> [Exercise brief]:
Look through the data below and say how many of its lines contain "university", adding nothing else.

> [Data lines]:
+ + +
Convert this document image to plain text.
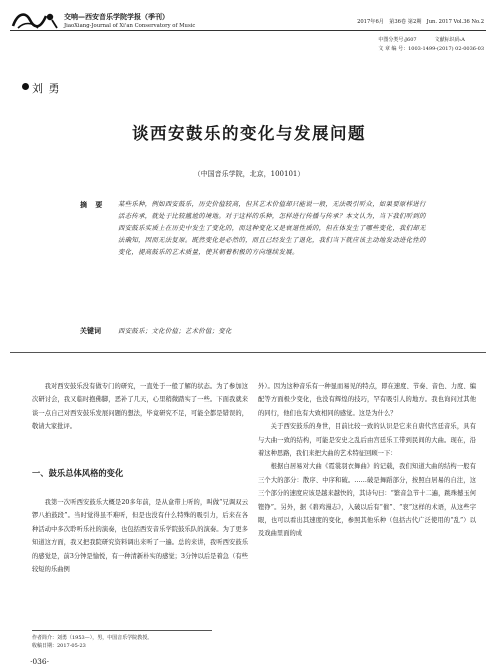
交响—西安音乐学院学报（季刊）
JiaoXiang-Journal of Xi'an Conservatory of Music
2017年6月　第36卷 第2期　Jun. 2017 Vol.36 No.2
中图分类号:J607	文献标识码:A
文 章 编 号：1003-1499-(2017) 02-0036-03
刘 勇
谈西安鼓乐的变化与发展问题
（中国音乐学院，北京，100101）
摘 要 某些乐种，例如西安鼓乐，历史价值较高，但其艺术价值却只能说一般，无法吸引听众，如果要原样进行活态传承，就处于比较尴尬的境地。对于这样的乐种，怎样进行传播与传承？本文认为，当下我们听到的西安鼓乐实质上在历史中发生了变化的，而这种变化又是衰退性质的，但在体发生了哪些变化，我们却无法确知，因而无法复原。既然变化是必然的，而且已经发生了退化，我们当下就应该主动地发动进化性的变化，提高鼓乐的艺术质量，使其朝着积极的方向继续发展。
关键词	西安鼓乐；文化价值；艺术价值；变化

我对西安鼓乐没有做专门的研究，一直处于一般了解的状态。为了参加这次研讨会，我又临时抱佛脚，恶补了几天，心里稍微踏实了一些。下面我就来谈一点自己对西安鼓乐发展问题的想法，毕竟研究不足，可能全都是错误的，敬请大家批评。

一、鼓乐总体风格的变化

我第一次听西安鼓乐大概是20多年前，是从盒带上听的，叫做“兄调双云锣八拍鼓段”。当时觉得虽不难听，但是也没有什么特殊的吸引力，后来在各种活动中多次聆听乐社的演奏，也包括西安音乐学院鼓乐队的演奏。为了更多知道这方面，我又把我院研究资料调出来听了一遍。总的来讲，我听西安鼓乐的感觉是，前3分钟是愉悦，有一种清新朴实的感觉；3分钟以后是着急（有些较短的乐曲例

外）。因为这种音乐有一种显而易见的特点，即在速度、节奏、音色、力度、编配等方面极少变化，也没有辉煌的技巧，罕有吸引人的地方。我也询问过其他的同行，他们也有大致相同的感觉。这是为什么？

关于西安鼓乐的身世，目前比较一致的认识是它来自唐代宫廷音乐，具有与大曲一致的结构，可能是安史之乱后由宫廷乐工带到民间的大曲。现在，沿着这种思路，我们来把大曲的艺术特征回顾一下：

根据白居易对大曲《霓裳羽衣舞曲》的记载，我们知道大曲的结构一般有三个大的部分：散序、中序和破。……破是舞蹈部分，按照白居易的自注，这三个部分的速度应该是越来越快的，其诗句曰：“繁音急节十二遍，跳珠撼玉何铿铮”。另外，据《碧鸡漫志》，入破以后有“催”、“衮”这样的术语，从这些字眼，也可以看出其速度的变化，参照其他乐种（包括古代广泛使用的“乱”）以及戏曲里面的成

作者简介：刘勇（1953—），男，中国音乐学院教授。
收稿日期：2017-05-23
·036·
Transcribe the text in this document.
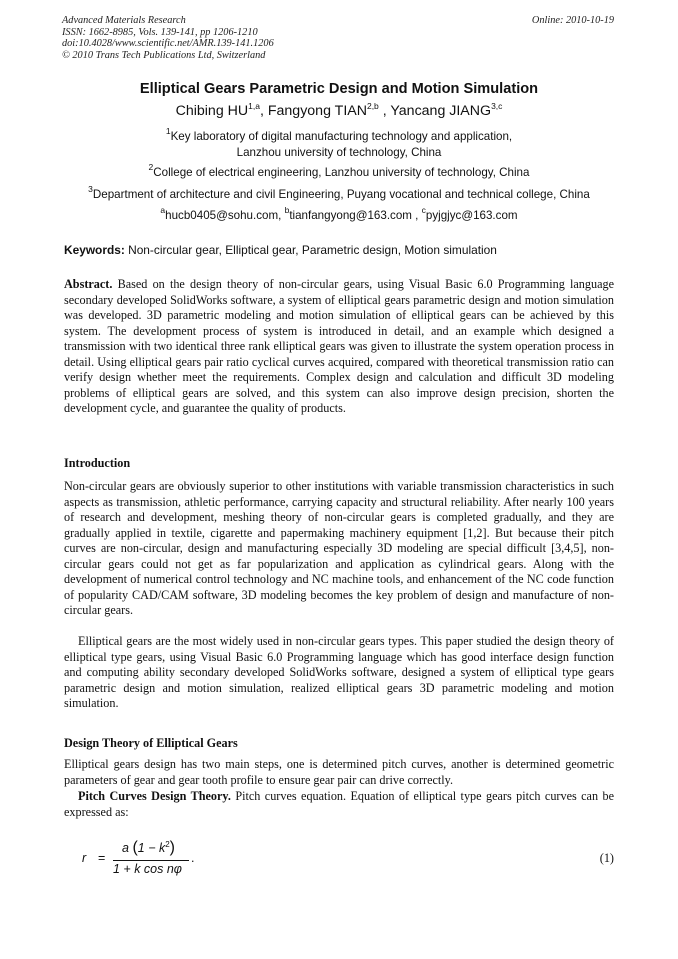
Advanced Materials Research
ISSN: 1662-8985, Vols. 139-141, pp 1206-1210
doi:10.4028/www.scientific.net/AMR.139-141.1206
© 2010 Trans Tech Publications Ltd, Switzerland
Online: 2010-10-19
Elliptical Gears Parametric Design and Motion Simulation
Chibing HU$^{1,a}$, Fangyong TIAN$^{2,b}$ , Yancang JIANG$^{3,c}$
$^1$Key laboratory of digital manufacturing technology and application,
Lanzhou university of technology, China
$^2$College of electrical engineering, Lanzhou university of technology, China
$^3$Department of architecture and civil Engineering, Puyang vocational and technical college, China
$^a$hucb0405@sohu.com, $^b$tianfangyong@163.com , $^c$pyjgjyc@163.com
Keywords: Non-circular gear, Elliptical gear, Parametric design, Motion simulation
Abstract. Based on the design theory of non-circular gears, using Visual Basic 6.0 Programming language secondary developed SolidWorks software, a system of elliptical gears parametric design and motion simulation was developed. 3D parametric modeling and motion simulation of elliptical gears can be achieved by this system. The development process of system is introduced in detail, and an example which designed a transmission with two identical three rank elliptical gears was given to illustrate the system operation process in detail. Using elliptical gears pair ratio cyclical curves acquired, compared with theoretical transmission ratio can verify design whether meet the requirements. Complex design and calculation and difficult 3D modeling problems of elliptical gears are solved, and this system can also improve design precision, shorten the development cycle, and guarantee the quality of products.
Introduction
Non-circular gears are obviously superior to other institutions with variable transmission characteristics in such aspects as transmission, athletic performance, carrying capacity and structural reliability. After nearly 100 years of research and development, meshing theory of non-circular gears is completed gradually, and they are gradually applied in textile, cigarette and papermaking machinery equipment [1,2]. But because their pitch curves are non-circular, design and manufacturing especially 3D modeling are special difficult [3,4,5], non-circular gears could not get as far popularization and application as cylindrical gears. Along with the development of numerical control technology and NC machine tools, and enhancement of the NC code function of popularity CAD/CAM software, 3D modeling becomes the key problem of design and manufacture of non-circular gears.
Elliptical gears are the most widely used in non-circular gears types. This paper studied the design theory of elliptical type gears, using Visual Basic 6.0 Programming language which has good interface design function and computing ability secondary developed SolidWorks software, designed a system of elliptical type gears parametric design and motion simulation, realized elliptical gears 3D parametric modeling and motion simulation.
Design Theory of Elliptical Gears
Elliptical gears design has two main steps, one is determined pitch curves, another is determined geometric parameters of gear and gear tooth profile to ensure gear pair can drive correctly.
Pitch Curves Design Theory. Pitch curves equation. Equation of elliptical type gears pitch curves can be expressed as:
r =
a $(1 - k^2)$
1 + k cos nφ
.	(1)
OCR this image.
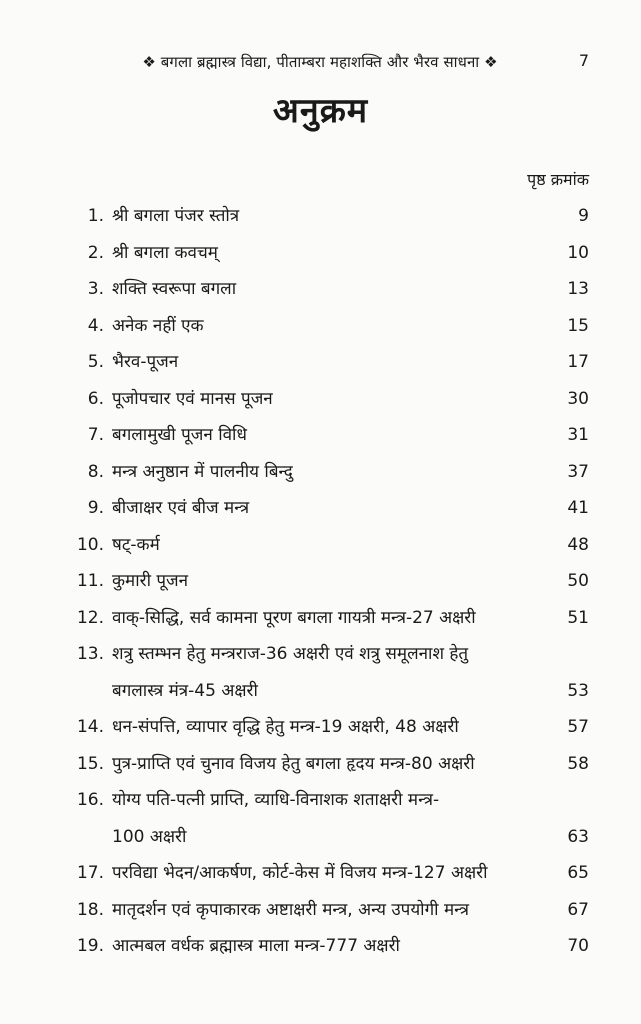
❖ बगला ब्रह्मास्त्र विद्या, पीताम्बरा महाशक्ति और भैरव साधना ❖	7
अनुक्रम
पृष्ठ क्रमांक
1. श्री बगला पंजर स्तोत्र	9
2. श्री बगला कवचम्	10
3. शक्ति स्वरूपा बगला	13
4. अनेक नहीं एक	15
5. भैरव-पूजन	17
6. पूजोपचार एवं मानस पूजन	30
7. बगलामुखी पूजन विधि	31
8. मन्त्र अनुष्ठान में पालनीय बिन्दु	37
9. बीजाक्षर एवं बीज मन्त्र	41
10. षट्-कर्म	48
11. कुमारी पूजन	50
12. वाक्-सिद्धि, सर्व कामना पूरण बगला गायत्री मन्त्र-27 अक्षरी	51
13. शत्रु स्तम्भन हेतु मन्त्रराज-36 अक्षरी एवं शत्रु समूलनाश हेतु
बगलास्त्र मंत्र-45 अक्षरी	53
14. धन-संपत्ति, व्यापार वृद्धि हेतु मन्त्र-19 अक्षरी, 48 अक्षरी	57
15. पुत्र-प्राप्ति एवं चुनाव विजय हेतु बगला हृदय मन्त्र-80 अक्षरी	58
16. योग्य पति-पत्नी प्राप्ति, व्याधि-विनाशक शताक्षरी मन्त्र-
100 अक्षरी	63
17. परविद्या भेदन/आकर्षण, कोर्ट-केस में विजय मन्त्र-127 अक्षरी	65
18. मातृदर्शन एवं कृपाकारक अष्टाक्षरी मन्त्र, अन्य उपयोगी मन्त्र	67
19. आत्मबल वर्धक ब्रह्मास्त्र माला मन्त्र-777 अक्षरी	70
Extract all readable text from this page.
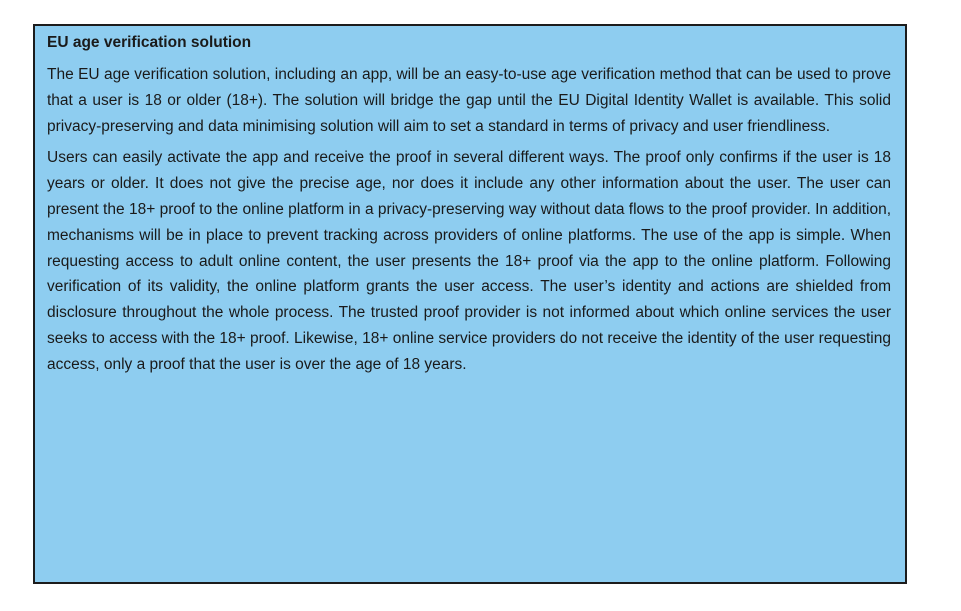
EU age verification solution

The EU age verification solution, including an app, will be an easy-to-use age verification method that can be used to prove that a user is 18 or older (18+). The solution will bridge the gap until the EU Digital Identity Wallet is available. This solid privacy-preserving and data minimising solution will aim to set a standard in terms of privacy and user friendliness.

Users can easily activate the app and receive the proof in several different ways. The proof only confirms if the user is 18 years or older. It does not give the precise age, nor does it include any other information about the user. The user can present the 18+ proof to the online platform in a privacy-preserving way without data flows to the proof provider. In addition, mechanisms will be in place to prevent tracking across providers of online platforms. The use of the app is simple. When requesting access to adult online content, the user presents the 18+ proof via the app to the online platform. Following verification of its validity, the online platform grants the user access. The user’s identity and actions are shielded from disclosure throughout the whole process. The trusted proof provider is not informed about which online services the user seeks to access with the 18+ proof. Likewise, 18+ online service providers do not receive the identity of the user requesting access, only a proof that the user is over the age of 18 years.
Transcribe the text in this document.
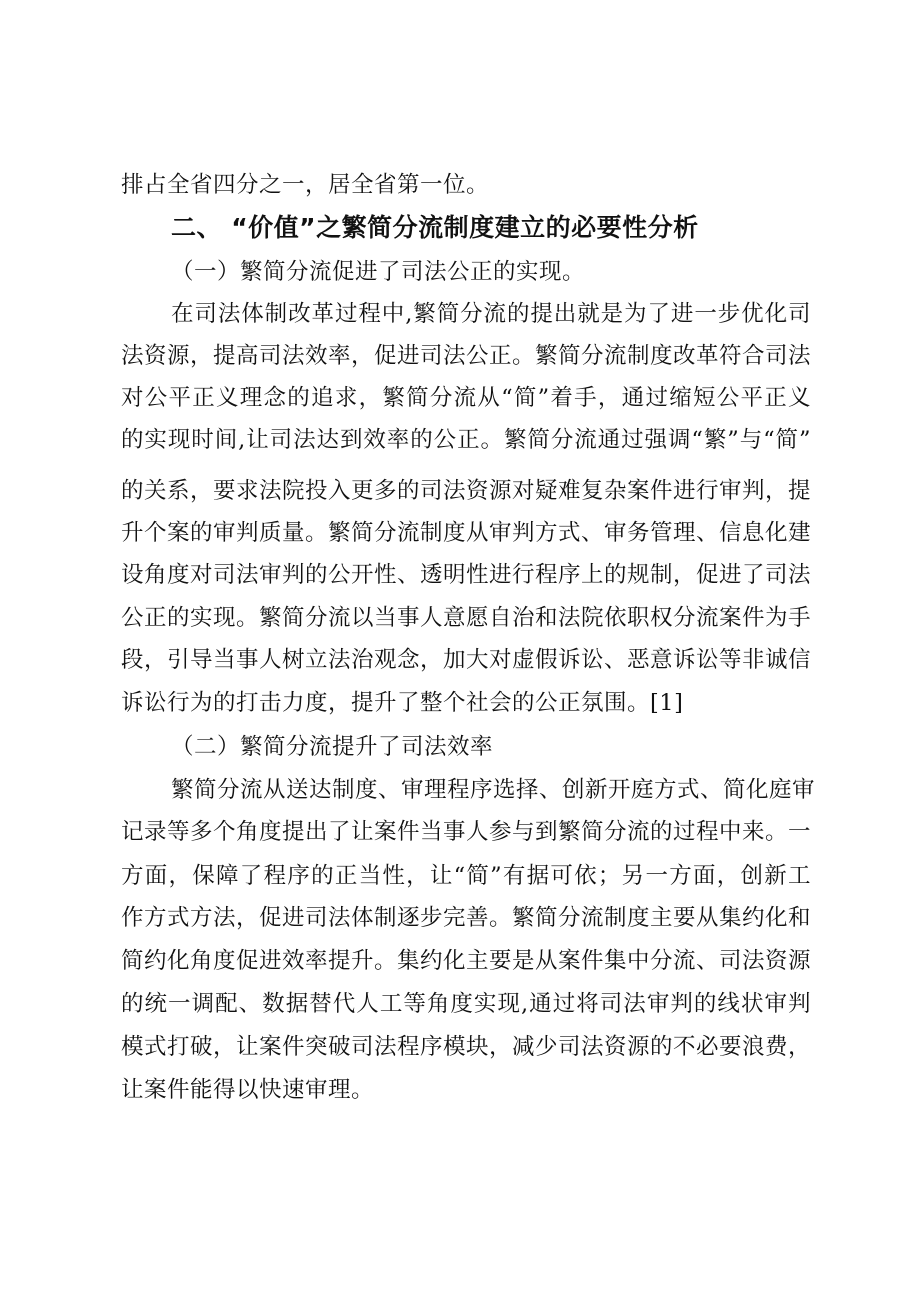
排占全省四分之一，居全省第一位。
二、 “价值”之繁简分流制度建立的必要性分析
（一）繁简分流促进了司法公正的实现。
在司法体制改革过程中,繁简分流的提出就是为了进一步优化司
法资源，提高司法效率，促进司法公正。繁简分流制度改革符合司法
对公平正义理念的追求，繁简分流从“简”着手，通过缩短公平正义
的实现时间,让司法达到效率的公正。繁简分流通过强调“繁”与“简”
的关系，要求法院投入更多的司法资源对疑难复杂案件进行审判，提
升个案的审判质量。繁简分流制度从审判方式、审务管理、信息化建
设角度对司法审判的公开性、透明性进行程序上的规制，促进了司法
公正的实现。繁简分流以当事人意愿自治和法院依职权分流案件为手
段，引导当事人树立法治观念，加大对虚假诉讼、恶意诉讼等非诚信
诉讼行为的打击力度，提升了整个社会的公正氛围。[1]
（二）繁简分流提升了司法效率
繁简分流从送达制度、审理程序选择、创新开庭方式、简化庭审
记录等多个角度提出了让案件当事人参与到繁简分流的过程中来。一
方面，保障了程序的正当性，让“简”有据可依；另一方面，创新工
作方式方法，促进司法体制逐步完善。繁简分流制度主要从集约化和
简约化角度促进效率提升。集约化主要是从案件集中分流、司法资源
的统一调配、数据替代人工等角度实现,通过将司法审判的线状审判
模式打破，让案件突破司法程序模块，减少司法资源的不必要浪费，
让案件能得以快速审理。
+ + +
> [Answer to the task]:
2